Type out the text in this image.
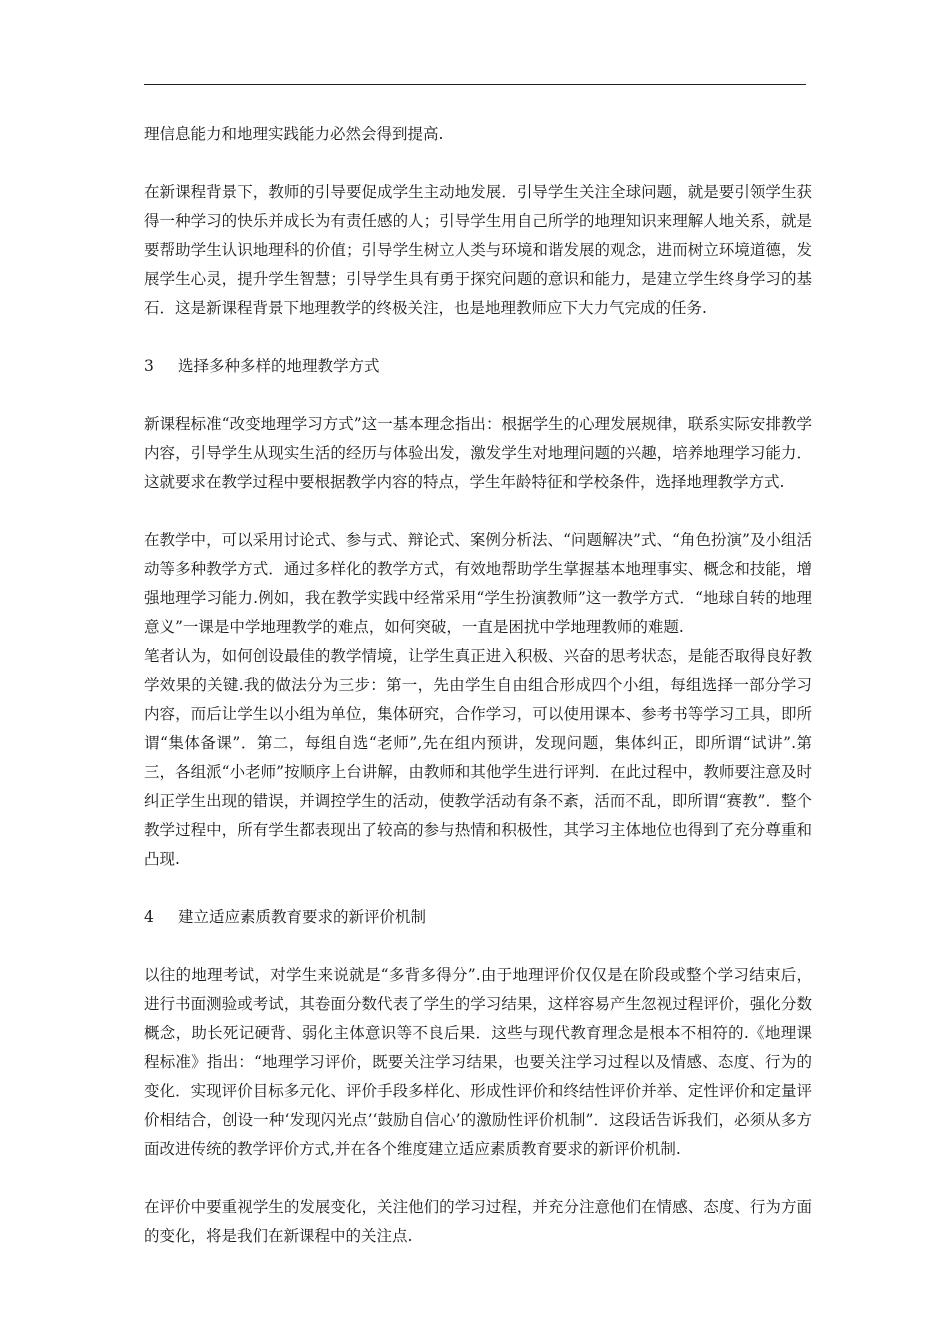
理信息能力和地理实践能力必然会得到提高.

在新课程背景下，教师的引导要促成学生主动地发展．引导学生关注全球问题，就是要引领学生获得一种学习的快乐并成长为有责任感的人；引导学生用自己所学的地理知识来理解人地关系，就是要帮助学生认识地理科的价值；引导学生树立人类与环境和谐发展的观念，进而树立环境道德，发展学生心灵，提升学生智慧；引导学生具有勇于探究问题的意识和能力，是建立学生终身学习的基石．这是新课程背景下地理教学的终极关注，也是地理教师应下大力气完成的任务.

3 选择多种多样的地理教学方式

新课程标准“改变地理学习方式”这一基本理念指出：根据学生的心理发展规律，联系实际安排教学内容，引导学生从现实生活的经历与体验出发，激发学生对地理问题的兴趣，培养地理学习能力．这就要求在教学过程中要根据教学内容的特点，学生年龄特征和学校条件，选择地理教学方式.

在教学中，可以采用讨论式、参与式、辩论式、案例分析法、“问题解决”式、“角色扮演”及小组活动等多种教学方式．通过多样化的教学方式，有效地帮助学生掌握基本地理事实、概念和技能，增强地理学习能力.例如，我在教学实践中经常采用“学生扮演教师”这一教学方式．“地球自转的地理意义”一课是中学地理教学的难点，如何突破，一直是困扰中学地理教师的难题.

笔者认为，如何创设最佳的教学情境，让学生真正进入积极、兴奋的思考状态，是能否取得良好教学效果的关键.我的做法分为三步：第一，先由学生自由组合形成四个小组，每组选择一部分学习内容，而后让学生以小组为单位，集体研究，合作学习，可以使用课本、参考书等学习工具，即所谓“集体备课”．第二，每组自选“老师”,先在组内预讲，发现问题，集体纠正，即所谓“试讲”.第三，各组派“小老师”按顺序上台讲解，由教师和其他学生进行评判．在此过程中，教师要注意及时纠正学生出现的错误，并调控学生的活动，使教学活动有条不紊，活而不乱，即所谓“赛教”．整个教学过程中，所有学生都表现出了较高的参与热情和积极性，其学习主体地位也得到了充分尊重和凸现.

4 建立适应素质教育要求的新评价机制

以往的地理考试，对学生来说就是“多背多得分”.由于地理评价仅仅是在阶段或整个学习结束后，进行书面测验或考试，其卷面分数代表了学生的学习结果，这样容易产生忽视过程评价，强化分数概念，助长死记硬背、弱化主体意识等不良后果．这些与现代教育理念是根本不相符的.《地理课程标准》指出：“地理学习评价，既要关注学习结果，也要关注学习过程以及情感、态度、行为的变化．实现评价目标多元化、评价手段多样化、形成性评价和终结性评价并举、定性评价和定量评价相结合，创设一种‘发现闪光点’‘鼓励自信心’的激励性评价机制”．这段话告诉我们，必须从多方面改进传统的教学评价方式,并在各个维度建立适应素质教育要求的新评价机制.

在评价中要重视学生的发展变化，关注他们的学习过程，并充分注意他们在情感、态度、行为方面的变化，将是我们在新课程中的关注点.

--

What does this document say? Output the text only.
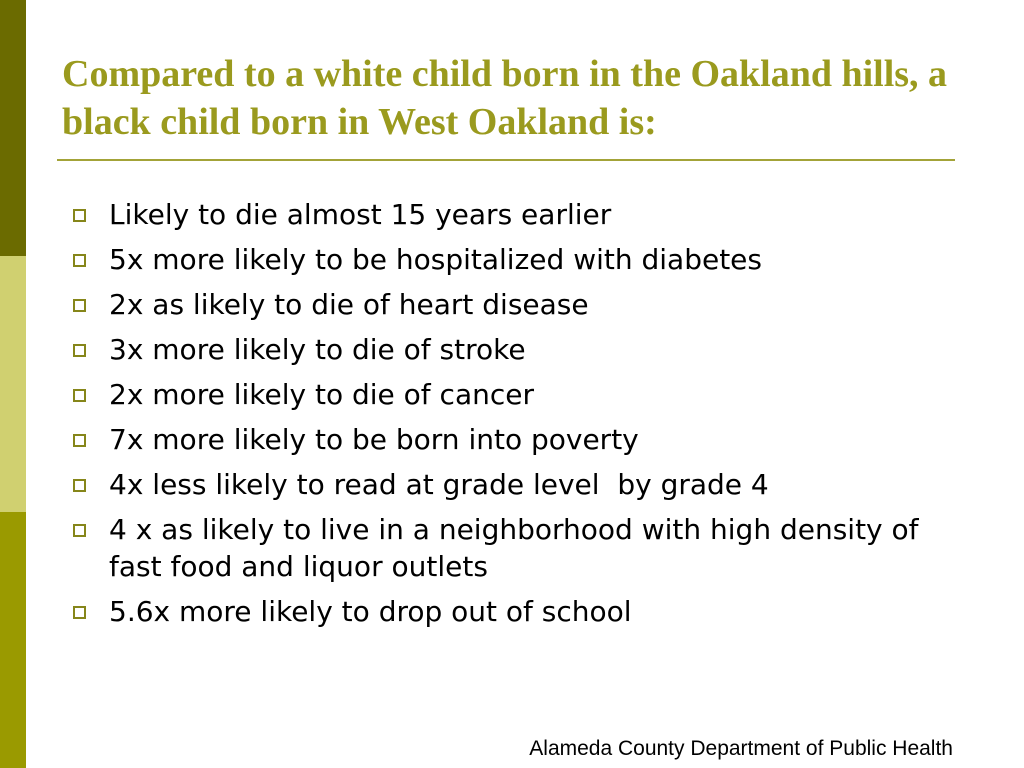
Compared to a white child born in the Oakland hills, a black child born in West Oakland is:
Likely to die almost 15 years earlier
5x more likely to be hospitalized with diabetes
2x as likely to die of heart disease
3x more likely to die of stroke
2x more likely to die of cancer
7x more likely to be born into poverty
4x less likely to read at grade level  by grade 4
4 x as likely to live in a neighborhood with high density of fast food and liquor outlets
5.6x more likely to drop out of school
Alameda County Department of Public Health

---

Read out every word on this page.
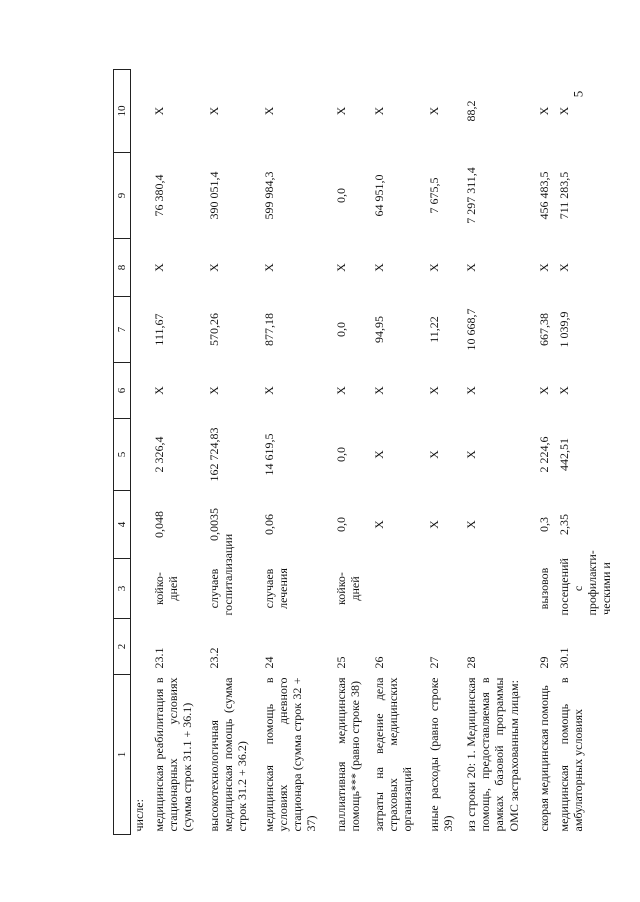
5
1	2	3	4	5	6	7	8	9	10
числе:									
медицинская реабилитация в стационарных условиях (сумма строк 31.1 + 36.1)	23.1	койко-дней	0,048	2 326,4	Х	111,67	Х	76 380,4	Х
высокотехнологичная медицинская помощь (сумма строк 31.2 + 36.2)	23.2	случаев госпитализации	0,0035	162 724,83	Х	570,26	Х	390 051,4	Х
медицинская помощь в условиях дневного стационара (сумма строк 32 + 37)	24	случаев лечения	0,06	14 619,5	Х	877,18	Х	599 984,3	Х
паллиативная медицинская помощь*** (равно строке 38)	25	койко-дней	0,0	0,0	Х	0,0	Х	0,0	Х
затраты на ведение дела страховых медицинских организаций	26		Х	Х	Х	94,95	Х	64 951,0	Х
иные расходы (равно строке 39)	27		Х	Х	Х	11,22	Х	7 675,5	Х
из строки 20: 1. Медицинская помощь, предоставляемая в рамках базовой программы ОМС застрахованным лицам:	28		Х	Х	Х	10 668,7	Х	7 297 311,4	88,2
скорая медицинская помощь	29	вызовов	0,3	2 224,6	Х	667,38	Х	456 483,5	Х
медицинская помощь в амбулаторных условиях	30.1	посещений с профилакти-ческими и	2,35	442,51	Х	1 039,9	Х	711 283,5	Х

**GOAL**. Scan the records above for the string "more", then report every line that contains it.

**RESPONSE BELOW**.
5x more likely to be hospitalized with diabetes
3x more likely to die of stroke
2x more likely to die of cancer
7x more likely to be born into poverty
5.6x more likely to drop out of school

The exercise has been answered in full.